> [TASK BRIEF]
Copy out, unchanged, every line from the one containing "value-label: 46% bbox=[392, 385, 408, 393]" through the one containing "value-label: 43% bbox=[453, 392, 469, 400]", inclusive.

> [DATA SHOWN]
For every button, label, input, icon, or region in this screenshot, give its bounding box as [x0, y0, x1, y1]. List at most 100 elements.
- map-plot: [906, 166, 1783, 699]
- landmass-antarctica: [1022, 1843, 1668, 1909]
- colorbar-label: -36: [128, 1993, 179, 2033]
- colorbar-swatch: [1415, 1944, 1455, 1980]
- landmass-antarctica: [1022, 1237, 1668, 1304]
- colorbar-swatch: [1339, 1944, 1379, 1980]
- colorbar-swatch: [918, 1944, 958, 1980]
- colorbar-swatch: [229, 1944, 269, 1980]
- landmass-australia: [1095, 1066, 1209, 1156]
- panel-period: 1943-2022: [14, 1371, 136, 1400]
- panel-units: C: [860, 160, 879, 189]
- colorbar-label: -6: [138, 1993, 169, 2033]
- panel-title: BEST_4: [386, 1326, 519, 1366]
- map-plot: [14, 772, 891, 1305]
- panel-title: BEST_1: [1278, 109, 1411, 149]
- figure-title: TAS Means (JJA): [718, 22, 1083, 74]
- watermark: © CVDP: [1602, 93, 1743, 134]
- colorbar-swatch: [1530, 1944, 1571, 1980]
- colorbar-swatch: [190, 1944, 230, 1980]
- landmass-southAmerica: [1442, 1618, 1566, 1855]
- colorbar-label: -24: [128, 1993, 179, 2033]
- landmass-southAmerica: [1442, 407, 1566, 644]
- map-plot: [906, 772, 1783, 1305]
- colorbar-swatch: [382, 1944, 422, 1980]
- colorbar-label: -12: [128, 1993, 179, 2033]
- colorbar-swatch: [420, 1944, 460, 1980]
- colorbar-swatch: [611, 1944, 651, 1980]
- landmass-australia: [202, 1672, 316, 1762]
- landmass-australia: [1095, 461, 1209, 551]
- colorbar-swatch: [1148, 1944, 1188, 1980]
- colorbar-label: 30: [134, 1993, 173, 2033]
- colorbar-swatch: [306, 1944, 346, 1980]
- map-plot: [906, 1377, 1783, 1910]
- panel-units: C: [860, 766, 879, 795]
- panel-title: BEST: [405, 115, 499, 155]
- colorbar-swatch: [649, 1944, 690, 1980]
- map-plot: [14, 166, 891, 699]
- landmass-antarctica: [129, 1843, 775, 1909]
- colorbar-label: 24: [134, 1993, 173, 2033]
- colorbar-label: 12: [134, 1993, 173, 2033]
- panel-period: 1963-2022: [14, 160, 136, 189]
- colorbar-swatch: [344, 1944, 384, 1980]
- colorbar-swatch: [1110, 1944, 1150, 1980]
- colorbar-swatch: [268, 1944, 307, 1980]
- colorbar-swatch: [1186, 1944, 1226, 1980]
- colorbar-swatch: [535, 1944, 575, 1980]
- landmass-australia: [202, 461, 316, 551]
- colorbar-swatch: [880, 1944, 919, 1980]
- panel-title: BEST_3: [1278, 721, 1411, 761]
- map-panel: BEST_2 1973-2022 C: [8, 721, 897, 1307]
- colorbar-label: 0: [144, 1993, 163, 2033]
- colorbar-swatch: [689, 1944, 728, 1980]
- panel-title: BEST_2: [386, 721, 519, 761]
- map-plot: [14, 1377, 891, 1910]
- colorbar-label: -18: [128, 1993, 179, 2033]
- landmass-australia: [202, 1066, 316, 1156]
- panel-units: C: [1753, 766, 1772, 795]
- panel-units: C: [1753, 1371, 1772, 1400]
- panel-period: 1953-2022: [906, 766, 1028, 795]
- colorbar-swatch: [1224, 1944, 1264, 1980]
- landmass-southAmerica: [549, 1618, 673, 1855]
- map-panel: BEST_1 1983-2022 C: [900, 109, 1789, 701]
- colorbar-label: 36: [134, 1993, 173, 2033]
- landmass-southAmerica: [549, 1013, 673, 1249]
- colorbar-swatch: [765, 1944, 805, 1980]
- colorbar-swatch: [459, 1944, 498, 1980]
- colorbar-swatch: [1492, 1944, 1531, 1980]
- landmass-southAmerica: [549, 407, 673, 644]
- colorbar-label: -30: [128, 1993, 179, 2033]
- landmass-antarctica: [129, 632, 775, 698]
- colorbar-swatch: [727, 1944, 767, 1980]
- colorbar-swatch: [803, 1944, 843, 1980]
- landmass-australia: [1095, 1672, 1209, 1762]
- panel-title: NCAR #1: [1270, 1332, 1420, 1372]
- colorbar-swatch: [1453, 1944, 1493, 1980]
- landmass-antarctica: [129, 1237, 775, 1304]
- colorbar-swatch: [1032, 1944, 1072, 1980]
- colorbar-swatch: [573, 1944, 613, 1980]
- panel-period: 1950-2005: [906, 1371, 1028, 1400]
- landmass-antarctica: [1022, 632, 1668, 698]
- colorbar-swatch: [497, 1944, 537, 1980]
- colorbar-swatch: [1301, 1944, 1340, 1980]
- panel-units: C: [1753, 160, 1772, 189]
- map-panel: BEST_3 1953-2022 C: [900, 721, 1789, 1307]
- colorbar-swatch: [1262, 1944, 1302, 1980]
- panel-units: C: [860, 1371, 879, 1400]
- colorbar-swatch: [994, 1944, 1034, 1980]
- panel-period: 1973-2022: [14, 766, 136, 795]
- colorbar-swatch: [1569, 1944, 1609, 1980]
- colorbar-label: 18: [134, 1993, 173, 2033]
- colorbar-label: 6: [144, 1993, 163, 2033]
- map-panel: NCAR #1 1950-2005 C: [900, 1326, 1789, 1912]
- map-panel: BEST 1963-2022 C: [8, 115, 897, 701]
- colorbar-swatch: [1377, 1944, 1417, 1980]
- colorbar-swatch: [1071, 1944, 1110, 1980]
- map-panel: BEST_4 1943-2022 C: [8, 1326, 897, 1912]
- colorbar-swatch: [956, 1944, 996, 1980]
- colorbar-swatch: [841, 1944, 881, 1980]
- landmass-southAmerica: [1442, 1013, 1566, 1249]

...

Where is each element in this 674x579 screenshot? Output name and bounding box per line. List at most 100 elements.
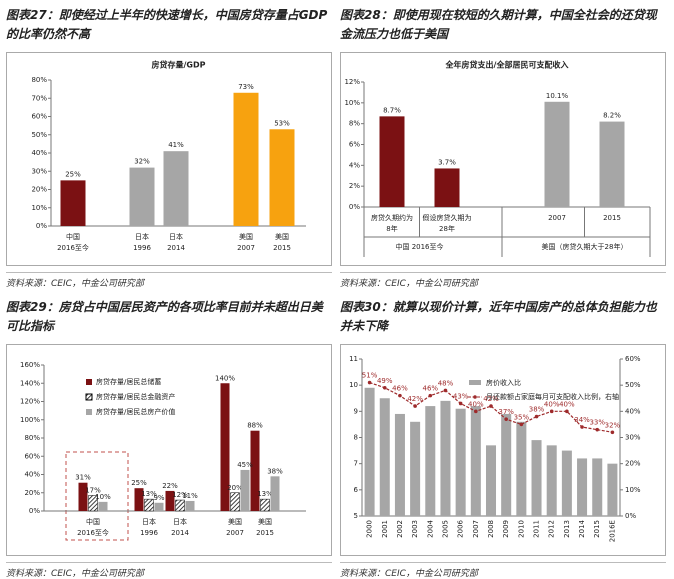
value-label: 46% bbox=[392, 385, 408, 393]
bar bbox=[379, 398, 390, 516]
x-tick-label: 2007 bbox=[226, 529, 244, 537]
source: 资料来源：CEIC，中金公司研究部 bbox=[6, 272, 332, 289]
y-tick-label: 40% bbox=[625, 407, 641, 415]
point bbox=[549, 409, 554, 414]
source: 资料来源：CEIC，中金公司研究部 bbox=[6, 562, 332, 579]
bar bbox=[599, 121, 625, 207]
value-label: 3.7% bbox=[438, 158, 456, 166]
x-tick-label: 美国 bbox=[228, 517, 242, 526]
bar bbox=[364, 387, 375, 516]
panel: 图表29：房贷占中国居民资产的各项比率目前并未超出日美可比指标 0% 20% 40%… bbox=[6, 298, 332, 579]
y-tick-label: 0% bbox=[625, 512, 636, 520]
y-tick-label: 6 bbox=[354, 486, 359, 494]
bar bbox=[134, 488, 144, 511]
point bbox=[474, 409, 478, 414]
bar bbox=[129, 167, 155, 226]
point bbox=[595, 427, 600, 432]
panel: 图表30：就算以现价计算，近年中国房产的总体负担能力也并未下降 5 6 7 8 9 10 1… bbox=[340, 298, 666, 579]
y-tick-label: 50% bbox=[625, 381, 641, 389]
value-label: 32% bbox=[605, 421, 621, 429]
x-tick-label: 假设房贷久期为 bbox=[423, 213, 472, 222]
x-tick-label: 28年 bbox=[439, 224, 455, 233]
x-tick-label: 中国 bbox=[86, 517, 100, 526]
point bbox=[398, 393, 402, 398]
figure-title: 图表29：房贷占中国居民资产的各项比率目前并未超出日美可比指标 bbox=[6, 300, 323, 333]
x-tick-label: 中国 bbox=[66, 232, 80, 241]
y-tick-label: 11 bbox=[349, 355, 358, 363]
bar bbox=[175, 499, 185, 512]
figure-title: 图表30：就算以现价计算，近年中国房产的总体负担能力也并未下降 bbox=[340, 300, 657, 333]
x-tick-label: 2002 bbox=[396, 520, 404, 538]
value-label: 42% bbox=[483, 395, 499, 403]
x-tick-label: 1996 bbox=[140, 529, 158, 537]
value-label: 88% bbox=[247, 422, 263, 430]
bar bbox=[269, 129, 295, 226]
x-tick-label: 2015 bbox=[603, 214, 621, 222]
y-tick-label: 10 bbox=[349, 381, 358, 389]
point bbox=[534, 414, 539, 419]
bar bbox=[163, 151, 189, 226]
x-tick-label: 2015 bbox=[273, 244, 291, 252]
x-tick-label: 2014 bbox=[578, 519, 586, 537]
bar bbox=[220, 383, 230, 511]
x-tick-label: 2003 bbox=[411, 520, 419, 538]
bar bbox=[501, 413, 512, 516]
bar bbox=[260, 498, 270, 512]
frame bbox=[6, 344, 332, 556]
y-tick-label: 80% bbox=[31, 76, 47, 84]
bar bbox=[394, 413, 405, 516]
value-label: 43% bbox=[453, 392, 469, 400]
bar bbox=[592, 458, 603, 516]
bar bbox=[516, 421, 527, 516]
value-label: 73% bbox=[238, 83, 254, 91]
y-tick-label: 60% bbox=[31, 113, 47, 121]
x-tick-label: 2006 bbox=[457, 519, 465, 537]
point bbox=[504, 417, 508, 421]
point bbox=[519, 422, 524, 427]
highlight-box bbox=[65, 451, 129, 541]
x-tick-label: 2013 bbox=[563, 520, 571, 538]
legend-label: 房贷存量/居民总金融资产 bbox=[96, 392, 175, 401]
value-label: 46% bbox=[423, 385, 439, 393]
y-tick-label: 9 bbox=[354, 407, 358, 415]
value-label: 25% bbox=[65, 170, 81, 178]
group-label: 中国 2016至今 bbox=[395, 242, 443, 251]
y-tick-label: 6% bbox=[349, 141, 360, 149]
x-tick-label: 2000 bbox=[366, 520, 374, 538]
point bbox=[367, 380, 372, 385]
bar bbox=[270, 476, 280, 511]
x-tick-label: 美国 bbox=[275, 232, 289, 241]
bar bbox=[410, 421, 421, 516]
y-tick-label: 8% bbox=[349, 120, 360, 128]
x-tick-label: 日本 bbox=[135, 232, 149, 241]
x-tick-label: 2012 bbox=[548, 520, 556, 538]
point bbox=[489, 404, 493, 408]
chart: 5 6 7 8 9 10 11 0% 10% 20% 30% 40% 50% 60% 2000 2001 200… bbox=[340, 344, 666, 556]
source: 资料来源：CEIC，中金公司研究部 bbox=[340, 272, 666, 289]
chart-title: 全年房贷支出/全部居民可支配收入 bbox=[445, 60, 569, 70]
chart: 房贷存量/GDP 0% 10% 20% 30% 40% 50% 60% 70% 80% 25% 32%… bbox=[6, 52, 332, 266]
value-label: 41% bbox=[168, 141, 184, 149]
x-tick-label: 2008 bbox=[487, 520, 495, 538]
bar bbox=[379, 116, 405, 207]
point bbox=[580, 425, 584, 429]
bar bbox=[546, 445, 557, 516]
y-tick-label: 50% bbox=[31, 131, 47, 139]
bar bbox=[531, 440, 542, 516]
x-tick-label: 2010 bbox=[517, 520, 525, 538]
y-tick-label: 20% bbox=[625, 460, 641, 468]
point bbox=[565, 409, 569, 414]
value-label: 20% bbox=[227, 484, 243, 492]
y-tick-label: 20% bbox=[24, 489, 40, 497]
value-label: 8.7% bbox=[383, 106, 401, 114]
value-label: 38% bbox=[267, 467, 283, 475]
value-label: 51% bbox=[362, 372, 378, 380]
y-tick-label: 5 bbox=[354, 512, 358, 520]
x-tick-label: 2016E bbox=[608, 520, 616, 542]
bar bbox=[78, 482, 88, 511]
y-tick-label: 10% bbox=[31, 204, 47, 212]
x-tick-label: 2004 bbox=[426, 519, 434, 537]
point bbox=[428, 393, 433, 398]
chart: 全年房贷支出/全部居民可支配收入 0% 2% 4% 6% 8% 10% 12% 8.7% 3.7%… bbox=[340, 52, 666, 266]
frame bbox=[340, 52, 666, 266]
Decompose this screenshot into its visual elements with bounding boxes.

---

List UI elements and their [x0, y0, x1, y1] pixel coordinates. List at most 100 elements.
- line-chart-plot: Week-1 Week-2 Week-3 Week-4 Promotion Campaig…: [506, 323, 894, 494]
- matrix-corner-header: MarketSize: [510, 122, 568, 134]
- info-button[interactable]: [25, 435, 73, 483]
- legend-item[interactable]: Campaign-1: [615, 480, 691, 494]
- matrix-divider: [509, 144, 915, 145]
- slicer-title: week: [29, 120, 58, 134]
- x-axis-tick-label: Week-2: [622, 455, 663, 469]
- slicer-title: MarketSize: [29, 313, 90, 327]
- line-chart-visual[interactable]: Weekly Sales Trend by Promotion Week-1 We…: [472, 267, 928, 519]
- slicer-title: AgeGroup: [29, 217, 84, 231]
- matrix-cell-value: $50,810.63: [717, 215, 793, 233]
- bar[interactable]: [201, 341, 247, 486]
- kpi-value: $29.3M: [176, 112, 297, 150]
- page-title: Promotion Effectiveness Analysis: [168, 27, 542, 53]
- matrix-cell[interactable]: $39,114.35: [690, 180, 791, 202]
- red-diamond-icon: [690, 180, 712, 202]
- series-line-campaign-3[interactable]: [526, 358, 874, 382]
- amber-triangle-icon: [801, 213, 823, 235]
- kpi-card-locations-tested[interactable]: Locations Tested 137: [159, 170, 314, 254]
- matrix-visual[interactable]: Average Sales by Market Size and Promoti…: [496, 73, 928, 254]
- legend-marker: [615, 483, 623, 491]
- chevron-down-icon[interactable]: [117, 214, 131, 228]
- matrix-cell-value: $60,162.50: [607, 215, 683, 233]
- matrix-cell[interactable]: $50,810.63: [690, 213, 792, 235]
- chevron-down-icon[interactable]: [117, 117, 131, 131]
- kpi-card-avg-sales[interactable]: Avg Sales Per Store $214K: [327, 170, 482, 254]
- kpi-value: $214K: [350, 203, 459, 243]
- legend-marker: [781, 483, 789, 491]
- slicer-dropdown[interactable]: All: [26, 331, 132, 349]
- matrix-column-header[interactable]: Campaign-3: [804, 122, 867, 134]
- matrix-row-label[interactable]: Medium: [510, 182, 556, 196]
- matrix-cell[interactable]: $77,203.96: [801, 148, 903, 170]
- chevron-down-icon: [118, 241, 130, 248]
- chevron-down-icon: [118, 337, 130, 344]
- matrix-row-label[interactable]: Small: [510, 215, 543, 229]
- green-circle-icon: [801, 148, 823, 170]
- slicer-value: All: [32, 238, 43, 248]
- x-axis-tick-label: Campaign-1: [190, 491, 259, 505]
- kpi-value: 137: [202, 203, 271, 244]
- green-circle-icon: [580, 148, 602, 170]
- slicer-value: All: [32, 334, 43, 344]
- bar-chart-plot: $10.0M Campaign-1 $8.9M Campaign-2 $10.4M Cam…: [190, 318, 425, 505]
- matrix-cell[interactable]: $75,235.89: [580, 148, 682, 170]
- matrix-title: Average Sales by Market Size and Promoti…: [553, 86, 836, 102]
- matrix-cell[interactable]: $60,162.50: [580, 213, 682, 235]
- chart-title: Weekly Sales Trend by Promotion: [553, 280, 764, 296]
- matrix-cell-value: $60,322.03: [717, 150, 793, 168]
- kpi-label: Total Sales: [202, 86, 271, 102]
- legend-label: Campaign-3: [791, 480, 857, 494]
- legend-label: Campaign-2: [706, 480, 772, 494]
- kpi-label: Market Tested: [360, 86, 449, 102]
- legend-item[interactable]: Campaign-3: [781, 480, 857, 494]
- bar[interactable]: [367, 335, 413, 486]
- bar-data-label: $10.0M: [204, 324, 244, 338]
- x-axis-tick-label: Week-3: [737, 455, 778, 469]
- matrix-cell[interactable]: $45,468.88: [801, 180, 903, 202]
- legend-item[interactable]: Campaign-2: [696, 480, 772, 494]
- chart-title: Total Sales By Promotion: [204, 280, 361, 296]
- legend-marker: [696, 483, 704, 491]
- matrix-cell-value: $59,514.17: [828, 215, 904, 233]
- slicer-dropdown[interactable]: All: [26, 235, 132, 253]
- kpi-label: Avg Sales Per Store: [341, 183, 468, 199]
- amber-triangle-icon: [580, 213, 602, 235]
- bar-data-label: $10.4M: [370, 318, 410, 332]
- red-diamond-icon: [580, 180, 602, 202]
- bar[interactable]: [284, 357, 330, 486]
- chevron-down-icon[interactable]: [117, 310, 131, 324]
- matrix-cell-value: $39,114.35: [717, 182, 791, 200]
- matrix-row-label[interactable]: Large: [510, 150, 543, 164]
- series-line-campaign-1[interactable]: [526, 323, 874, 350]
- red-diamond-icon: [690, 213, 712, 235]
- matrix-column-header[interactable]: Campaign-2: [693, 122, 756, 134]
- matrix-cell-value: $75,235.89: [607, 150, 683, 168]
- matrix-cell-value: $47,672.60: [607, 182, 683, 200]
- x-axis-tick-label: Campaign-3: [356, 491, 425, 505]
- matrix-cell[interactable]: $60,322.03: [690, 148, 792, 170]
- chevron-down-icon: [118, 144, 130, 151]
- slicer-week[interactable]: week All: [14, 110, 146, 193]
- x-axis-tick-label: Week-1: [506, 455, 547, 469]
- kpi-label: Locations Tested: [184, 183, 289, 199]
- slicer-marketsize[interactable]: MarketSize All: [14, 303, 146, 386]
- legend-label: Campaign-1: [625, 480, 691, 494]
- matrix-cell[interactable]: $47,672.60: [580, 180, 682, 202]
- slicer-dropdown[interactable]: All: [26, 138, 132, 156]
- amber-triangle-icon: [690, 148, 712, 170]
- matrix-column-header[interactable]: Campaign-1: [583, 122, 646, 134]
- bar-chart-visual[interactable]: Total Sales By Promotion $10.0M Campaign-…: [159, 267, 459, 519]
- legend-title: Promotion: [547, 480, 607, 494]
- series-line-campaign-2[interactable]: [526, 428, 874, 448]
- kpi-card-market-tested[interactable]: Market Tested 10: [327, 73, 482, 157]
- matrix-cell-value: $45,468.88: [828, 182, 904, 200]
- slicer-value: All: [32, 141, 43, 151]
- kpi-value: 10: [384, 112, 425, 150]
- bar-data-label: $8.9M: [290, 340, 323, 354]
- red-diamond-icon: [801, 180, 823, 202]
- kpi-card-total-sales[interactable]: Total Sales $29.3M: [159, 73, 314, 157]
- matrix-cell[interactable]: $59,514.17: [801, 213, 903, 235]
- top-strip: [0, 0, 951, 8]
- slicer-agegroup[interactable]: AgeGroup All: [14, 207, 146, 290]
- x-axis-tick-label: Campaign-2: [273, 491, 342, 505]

> [RESULT OF THIS EXERCISE]
value-label: 46% bbox=[392, 385, 408, 393]
bar bbox=[379, 398, 390, 516]
x-tick-label: 2007 bbox=[226, 529, 244, 537]
source: 资料来源：CEIC，中金公司研究部 bbox=[6, 272, 332, 289]
y-tick-label: 40% bbox=[625, 407, 641, 415]
point bbox=[549, 409, 554, 414]
source: 资料来源：CEIC，中金公司研究部 bbox=[6, 562, 332, 579]
bar bbox=[599, 121, 625, 207]
value-label: 3.7% bbox=[438, 158, 456, 166]
x-tick-label: 美国 bbox=[228, 517, 242, 526]
bar bbox=[364, 387, 375, 516]
panel: 图表29：房贷占中国居民资产的各项比率目前并未超出日美可比指标 0% 20% 40%… bbox=[6, 298, 332, 579]
y-tick-label: 0% bbox=[625, 512, 636, 520]
y-tick-label: 6 bbox=[354, 486, 359, 494]
bar bbox=[134, 488, 144, 511]
point bbox=[474, 409, 478, 414]
bar bbox=[129, 167, 155, 226]
point bbox=[595, 427, 600, 432]
panel: 图表30：就算以现价计算，近年中国房产的总体负担能力也并未下降 5 6 7 8 9 10 1… bbox=[340, 298, 666, 579]
y-tick-label: 50% bbox=[625, 381, 641, 389]
value-label: 32% bbox=[605, 421, 621, 429]
x-tick-label: 假设房贷久期为 bbox=[423, 213, 472, 222]
x-tick-label: 28年 bbox=[439, 224, 455, 233]
x-tick-label: 中国 bbox=[86, 517, 100, 526]
point bbox=[398, 393, 402, 398]
figure-title: 图表29：房贷占中国居民资产的各项比率目前并未超出日美可比指标 bbox=[6, 300, 323, 333]
x-tick-label: 中国 bbox=[66, 232, 80, 241]
y-tick-label: 11 bbox=[349, 355, 358, 363]
bar bbox=[175, 499, 185, 512]
figure-title: 图表30：就算以现价计算，近年中国房产的总体负担能力也并未下降 bbox=[340, 300, 657, 333]
x-tick-label: 2002 bbox=[396, 520, 404, 538]
value-label: 42% bbox=[483, 395, 499, 403]
x-tick-label: 1996 bbox=[140, 529, 158, 537]
value-label: 88% bbox=[247, 422, 263, 430]
bar bbox=[269, 129, 295, 226]
x-tick-label: 2015 bbox=[603, 214, 621, 222]
y-tick-label: 10 bbox=[349, 381, 358, 389]
point bbox=[534, 414, 539, 419]
bar bbox=[163, 151, 189, 226]
x-tick-label: 2015 bbox=[273, 244, 291, 252]
x-tick-label: 2014 bbox=[578, 519, 586, 537]
bar bbox=[220, 383, 230, 511]
x-tick-label: 2003 bbox=[411, 520, 419, 538]
bar bbox=[501, 413, 512, 516]
bar bbox=[260, 498, 270, 512]
frame bbox=[6, 344, 332, 556]
y-tick-label: 80% bbox=[31, 76, 47, 84]
bar bbox=[394, 413, 405, 516]
value-label: 43% bbox=[453, 392, 469, 400]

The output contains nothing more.